▶ **Task description**: Locate each line holding the string "Итого" and copy it.

[Information provided start]

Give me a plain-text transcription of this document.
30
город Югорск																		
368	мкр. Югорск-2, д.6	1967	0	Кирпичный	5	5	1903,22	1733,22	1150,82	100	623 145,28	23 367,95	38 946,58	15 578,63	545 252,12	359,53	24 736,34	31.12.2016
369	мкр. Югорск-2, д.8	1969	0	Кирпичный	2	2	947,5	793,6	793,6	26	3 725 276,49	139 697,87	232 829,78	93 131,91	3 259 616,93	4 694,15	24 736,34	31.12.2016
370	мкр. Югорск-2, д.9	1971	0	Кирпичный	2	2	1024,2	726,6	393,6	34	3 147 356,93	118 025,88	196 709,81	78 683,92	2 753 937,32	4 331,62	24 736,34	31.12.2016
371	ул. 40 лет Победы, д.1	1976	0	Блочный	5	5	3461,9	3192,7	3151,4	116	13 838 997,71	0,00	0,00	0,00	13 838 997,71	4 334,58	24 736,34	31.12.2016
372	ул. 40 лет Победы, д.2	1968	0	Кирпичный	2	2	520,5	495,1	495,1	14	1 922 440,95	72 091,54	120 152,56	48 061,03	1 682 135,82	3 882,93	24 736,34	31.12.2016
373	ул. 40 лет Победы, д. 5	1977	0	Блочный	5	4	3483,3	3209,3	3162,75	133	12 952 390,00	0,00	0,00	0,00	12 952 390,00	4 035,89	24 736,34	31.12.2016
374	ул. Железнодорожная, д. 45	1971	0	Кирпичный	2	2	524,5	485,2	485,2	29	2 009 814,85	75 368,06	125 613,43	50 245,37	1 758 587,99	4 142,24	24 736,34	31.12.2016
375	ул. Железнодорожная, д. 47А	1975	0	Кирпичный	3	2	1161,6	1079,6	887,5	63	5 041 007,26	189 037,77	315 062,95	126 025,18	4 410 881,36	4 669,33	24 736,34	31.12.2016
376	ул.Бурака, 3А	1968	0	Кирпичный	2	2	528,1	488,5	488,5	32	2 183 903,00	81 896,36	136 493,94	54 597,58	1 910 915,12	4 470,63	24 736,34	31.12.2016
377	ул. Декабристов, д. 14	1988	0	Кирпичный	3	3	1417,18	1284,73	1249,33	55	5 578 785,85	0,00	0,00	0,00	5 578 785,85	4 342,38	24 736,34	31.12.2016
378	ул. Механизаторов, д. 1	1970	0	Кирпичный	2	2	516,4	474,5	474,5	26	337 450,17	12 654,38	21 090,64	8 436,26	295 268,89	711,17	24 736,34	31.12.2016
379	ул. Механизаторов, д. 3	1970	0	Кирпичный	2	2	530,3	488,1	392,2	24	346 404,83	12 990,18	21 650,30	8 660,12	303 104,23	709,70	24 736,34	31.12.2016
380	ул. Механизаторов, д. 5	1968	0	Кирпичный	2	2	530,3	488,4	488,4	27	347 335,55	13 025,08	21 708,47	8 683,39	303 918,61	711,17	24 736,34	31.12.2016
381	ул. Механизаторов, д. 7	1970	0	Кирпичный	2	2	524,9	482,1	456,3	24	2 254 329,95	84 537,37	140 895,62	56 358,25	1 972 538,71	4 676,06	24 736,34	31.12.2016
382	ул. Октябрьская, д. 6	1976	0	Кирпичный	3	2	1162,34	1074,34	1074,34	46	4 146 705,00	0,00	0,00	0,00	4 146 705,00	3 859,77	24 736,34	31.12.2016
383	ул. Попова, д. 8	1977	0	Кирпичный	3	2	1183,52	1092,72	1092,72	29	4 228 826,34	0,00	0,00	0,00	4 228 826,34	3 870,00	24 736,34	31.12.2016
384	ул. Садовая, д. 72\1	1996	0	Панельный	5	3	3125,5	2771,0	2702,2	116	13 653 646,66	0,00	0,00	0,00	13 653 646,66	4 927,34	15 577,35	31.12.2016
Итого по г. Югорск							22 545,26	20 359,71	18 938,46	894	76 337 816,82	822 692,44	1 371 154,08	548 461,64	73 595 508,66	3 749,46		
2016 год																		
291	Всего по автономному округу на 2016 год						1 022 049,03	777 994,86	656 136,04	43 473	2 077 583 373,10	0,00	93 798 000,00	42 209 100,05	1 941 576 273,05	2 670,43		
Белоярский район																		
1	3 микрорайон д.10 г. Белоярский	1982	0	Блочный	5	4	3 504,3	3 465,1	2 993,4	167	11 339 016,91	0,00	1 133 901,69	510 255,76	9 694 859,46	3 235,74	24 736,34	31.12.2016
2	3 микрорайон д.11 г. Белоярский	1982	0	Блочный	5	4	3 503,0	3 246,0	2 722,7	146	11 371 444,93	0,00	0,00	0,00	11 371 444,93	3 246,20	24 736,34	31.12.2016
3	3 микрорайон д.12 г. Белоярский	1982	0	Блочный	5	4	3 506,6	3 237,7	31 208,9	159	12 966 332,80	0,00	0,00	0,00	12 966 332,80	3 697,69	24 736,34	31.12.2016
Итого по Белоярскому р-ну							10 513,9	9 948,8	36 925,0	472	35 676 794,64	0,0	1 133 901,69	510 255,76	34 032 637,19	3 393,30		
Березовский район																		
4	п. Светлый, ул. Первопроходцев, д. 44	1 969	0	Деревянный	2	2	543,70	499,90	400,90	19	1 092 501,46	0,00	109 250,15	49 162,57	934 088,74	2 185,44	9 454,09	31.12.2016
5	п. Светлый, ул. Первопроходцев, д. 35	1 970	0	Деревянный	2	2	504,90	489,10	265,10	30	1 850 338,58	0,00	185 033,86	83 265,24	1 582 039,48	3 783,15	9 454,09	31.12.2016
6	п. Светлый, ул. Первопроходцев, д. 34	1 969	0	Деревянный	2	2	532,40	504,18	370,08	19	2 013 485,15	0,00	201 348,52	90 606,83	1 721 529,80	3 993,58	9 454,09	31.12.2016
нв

[Information provided end]

▶ **Correct response**:
Итого по г. Югорск							22 545,26	20 359,71	18 938,46	894	76 337 816,82	822 692,44	1 371 154,08	548 461,64	73 595 508,66	3 749,46		
Итого по Белоярскому р-ну							10 513,9	9 948,8	36 925,0	472	35 676 794,64	0,0	1 133 901,69	510 255,76	34 032 637,19	3 393,30		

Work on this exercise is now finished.